Problem to solve
Extract all lines that hold "morning" from the records below.

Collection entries
>>>>>

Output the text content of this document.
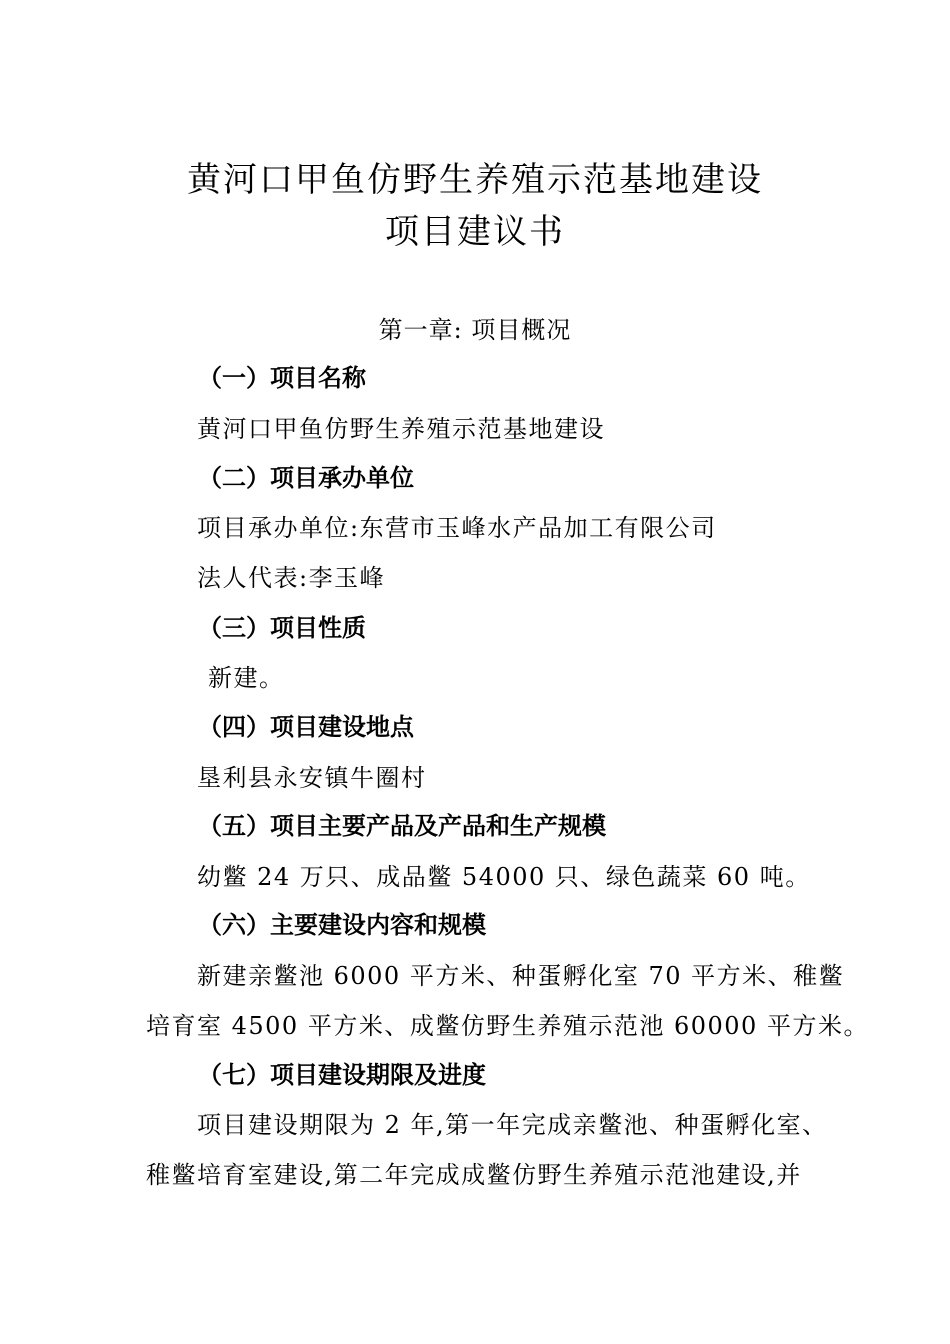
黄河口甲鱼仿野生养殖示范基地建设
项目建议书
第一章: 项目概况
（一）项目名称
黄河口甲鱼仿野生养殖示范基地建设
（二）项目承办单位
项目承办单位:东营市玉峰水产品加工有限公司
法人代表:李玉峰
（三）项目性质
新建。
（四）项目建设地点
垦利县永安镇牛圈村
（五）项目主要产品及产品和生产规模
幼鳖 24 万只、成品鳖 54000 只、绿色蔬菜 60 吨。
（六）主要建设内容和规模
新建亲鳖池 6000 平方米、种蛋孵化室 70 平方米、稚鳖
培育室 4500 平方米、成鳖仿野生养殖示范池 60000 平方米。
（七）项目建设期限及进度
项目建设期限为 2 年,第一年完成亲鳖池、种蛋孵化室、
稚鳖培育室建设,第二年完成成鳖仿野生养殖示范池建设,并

<<<<<
>>>>>

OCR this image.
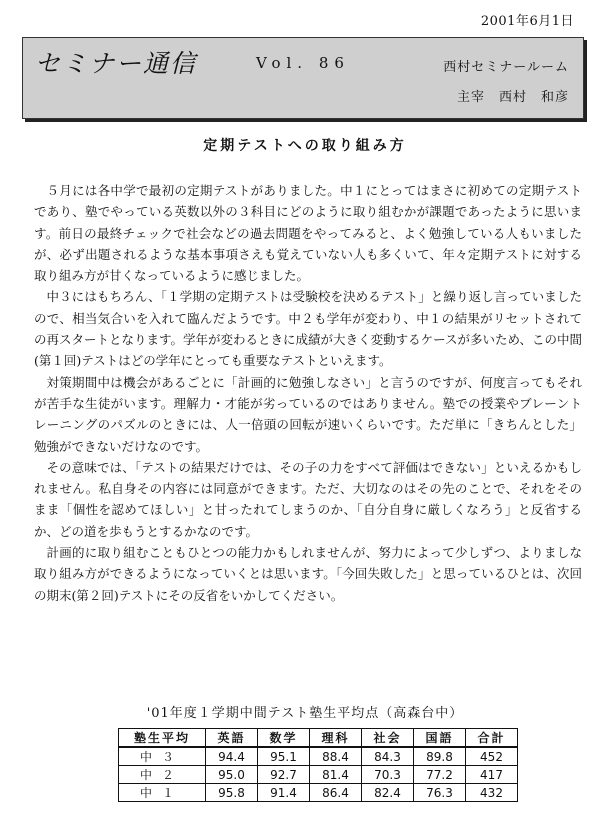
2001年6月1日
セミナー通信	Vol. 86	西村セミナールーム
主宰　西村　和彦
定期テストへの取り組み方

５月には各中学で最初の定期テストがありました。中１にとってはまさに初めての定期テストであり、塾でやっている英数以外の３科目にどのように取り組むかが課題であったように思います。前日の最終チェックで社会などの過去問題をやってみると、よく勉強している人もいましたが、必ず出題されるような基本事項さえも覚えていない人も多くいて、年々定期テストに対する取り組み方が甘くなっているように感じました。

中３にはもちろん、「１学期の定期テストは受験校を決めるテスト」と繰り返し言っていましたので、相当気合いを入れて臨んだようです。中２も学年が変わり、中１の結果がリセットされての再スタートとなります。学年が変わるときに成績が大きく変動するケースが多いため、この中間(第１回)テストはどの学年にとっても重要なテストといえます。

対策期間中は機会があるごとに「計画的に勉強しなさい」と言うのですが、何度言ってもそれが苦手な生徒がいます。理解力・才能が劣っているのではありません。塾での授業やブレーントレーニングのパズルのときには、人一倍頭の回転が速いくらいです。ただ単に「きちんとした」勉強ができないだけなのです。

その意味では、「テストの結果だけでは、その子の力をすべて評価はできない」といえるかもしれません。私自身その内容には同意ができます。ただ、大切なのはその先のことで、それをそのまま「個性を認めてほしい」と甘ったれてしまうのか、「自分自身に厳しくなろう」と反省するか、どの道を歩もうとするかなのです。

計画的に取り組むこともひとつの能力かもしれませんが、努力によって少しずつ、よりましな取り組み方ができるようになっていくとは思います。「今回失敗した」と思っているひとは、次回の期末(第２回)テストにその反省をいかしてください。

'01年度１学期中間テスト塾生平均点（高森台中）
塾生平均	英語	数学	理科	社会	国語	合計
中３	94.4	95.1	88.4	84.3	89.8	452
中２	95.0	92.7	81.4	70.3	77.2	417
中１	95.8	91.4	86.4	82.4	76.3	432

<<<<<
>>>>>

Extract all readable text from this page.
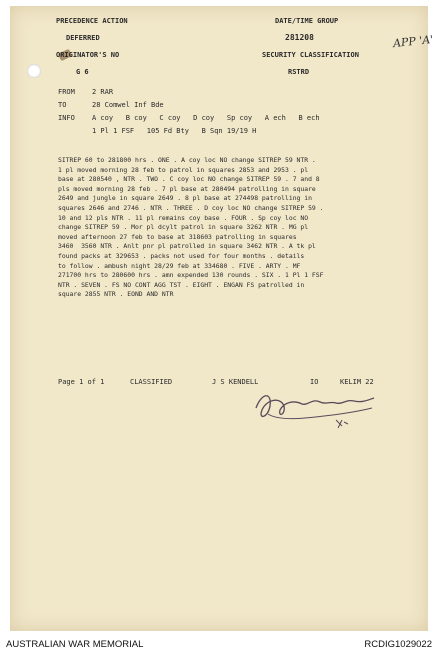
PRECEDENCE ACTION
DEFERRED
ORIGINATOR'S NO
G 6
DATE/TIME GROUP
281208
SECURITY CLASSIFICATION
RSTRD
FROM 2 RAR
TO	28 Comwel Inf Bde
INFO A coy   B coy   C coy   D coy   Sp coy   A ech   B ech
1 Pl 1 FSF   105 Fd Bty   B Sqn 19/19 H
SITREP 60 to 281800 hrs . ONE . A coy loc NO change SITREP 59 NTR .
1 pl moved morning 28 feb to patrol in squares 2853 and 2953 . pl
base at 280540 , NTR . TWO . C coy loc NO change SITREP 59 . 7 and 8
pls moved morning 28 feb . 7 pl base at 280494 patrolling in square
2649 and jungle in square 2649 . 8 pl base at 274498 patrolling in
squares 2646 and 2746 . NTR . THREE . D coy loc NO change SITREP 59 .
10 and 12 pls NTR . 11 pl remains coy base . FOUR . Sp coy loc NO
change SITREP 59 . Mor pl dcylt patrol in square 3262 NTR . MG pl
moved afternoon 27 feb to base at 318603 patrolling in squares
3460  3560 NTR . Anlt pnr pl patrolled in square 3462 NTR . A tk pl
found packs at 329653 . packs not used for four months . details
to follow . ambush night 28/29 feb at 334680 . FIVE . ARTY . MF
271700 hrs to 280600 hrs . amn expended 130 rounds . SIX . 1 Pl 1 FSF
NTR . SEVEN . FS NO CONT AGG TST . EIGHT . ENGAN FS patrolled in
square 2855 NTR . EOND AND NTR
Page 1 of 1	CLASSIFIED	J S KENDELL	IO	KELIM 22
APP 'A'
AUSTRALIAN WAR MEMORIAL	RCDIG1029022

<<<<<

Response below
1 pl moved morning 28 feb to patrol in squares 2853 and 2953 . pl
pls moved morning 28 feb . 7 pl base at 280494 patrolling in square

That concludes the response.